====== PROVIDED ENTRIES

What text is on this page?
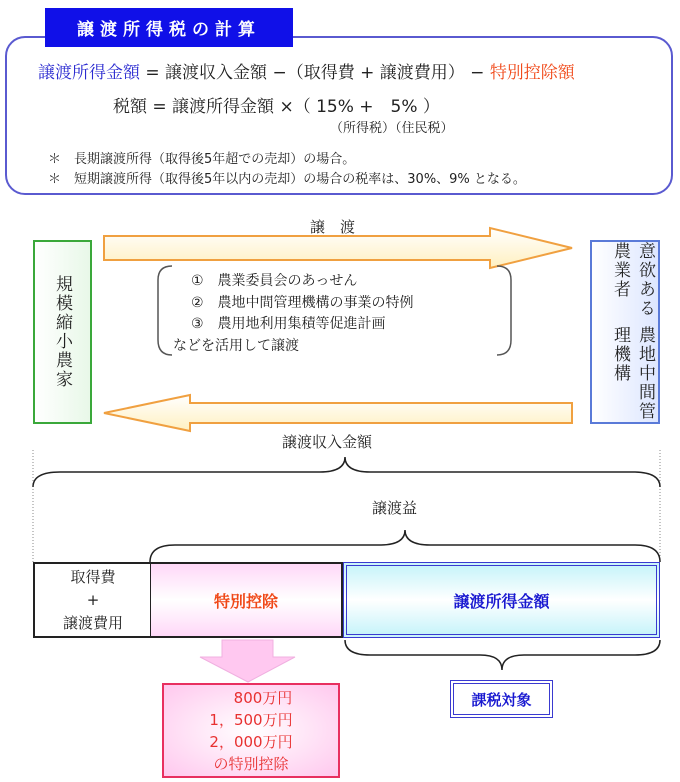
譲渡所得税の計算
譲渡所得金額 = 譲渡収入金額 −（取得費 + 譲渡費用） − 特別控除額
税額 = 譲渡所得金額 ×（ 15% +　5% ）
（所得税）（住民税）
＊　長期譲渡所得（取得後5年超での売却）の場合。
＊　短期譲渡所得（取得後5年以内の売却）の場合の税率は、30%、9% となる。
譲　渡
規模縮小農家	意欲ある農業者
農地中間管理機構
①　農業委員会のあっせん
②　農地中間管理機構の事業の特例
③　農用地利用集積等促進計画
などを活用して譲渡
譲渡収入金額
譲渡益
取得費
+
譲渡費用
特別控除	譲渡所得金額
800万円
1，500万円
2，000万円
の特別控除
課税対象
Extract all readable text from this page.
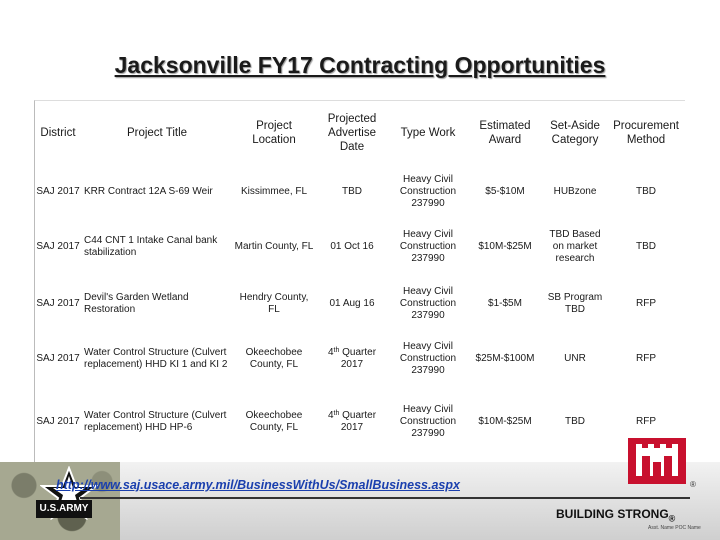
Jacksonville FY17 Contracting Opportunities
District	Project Title	Project Location	Projected Advertise Date	Type Work	Estimated Award	Set-Aside Category	Procurement Method
SAJ 2017	KRR Contract 12A S-69 Weir	Kissimmee, FL	TBD	Heavy Civil Construction 237990	$5-$10M	HUBzone	TBD
SAJ 2017	C44 CNT 1 Intake Canal bank stabilization	Martin County, FL	01 Oct 16	Heavy Civil Construction 237990	$10M-$25M	TBD Based on market research	TBD
SAJ 2017	Devil's Garden Wetland Restoration	Hendry County, FL	01 Aug 16	Heavy Civil Construction 237990	$1-$5M	SB Program TBD	RFP
SAJ 2017	Water Control Structure (Culvert replacement) HHD KI 1 and KI 2	Okeechobee County, FL	4th Quarter 2017	Heavy Civil Construction 237990	$25M-$100M	UNR	RFP
SAJ 2017	Water Control Structure (Culvert replacement) HHD HP-6	Okeechobee County, FL	4th Quarter 2017	Heavy Civil Construction 237990	$10M-$25M	TBD	RFP
U.S.ARMY
®
http://www.saj.usace.army.mil/BusinessWithUs/SmallBusiness.aspx
BUILDING $STRONG_®$
Asst. Name POC Name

============

● GIVEN INSTRUCTION
Would you mind returning each entry above word for word, skipping the images?

● SOLUTION TO THIS EXERCISE
What text is on this page?
譲渡所得税の計算
譲渡所得金額 = 譲渡収入金額 −（取得費 + 譲渡費用） − 特別控除額
税額 = 譲渡所得金額 ×（ 15% +　5% ）
（所得税）（住民税）
＊　長期譲渡所得（取得後5年超での売却）の場合。
＊　短期譲渡所得（取得後5年以内の売却）の場合の税率は、30%、9% となる。
譲　渡
規模縮小農家	意欲ある農業者
農地中間管理機構
①　農業委員会のあっせん
②　農地中間管理機構の事業の特例
③　農用地利用集積等促進計画
などを活用して譲渡
譲渡収入金額
譲渡益
取得費
+
譲渡費用
特別控除	譲渡所得金額
800万円
1，500万円
2，000万円
の特別控除
課税対象
Extract all readable text from this page.
Jacksonville FY17 Contracting Opportunities
District	Project Title	Project Location	Projected Advertise Date	Type Work	Estimated Award	Set-Aside Category	Procurement Method
SAJ 2017	KRR Contract 12A S-69 Weir	Kissimmee, FL	TBD	Heavy Civil Construction 237990	$5-$10M	HUBzone	TBD
SAJ 2017	C44 CNT 1 Intake Canal bank stabilization	Martin County, FL	01 Oct 16	Heavy Civil Construction 237990	$10M-$25M	TBD Based on market research	TBD
SAJ 2017	Devil's Garden Wetland Restoration	Hendry County, FL	01 Aug 16	Heavy Civil Construction 237990	$1-$5M	SB Program TBD	RFP
SAJ 2017	Water Control Structure (Culvert replacement) HHD KI 1 and KI 2	Okeechobee County, FL	4th Quarter 2017	Heavy Civil Construction 237990	$25M-$100M	UNR	RFP
SAJ 2017	Water Control Structure (Culvert replacement) HHD HP-6	Okeechobee County, FL	4th Quarter 2017	Heavy Civil Construction 237990	$10M-$25M	TBD	RFP
U.S.ARMY
®
http://www.saj.usace.army.mil/BusinessWithUs/SmallBusiness.aspx
BUILDING $STRONG_®$
Asst. Name POC Name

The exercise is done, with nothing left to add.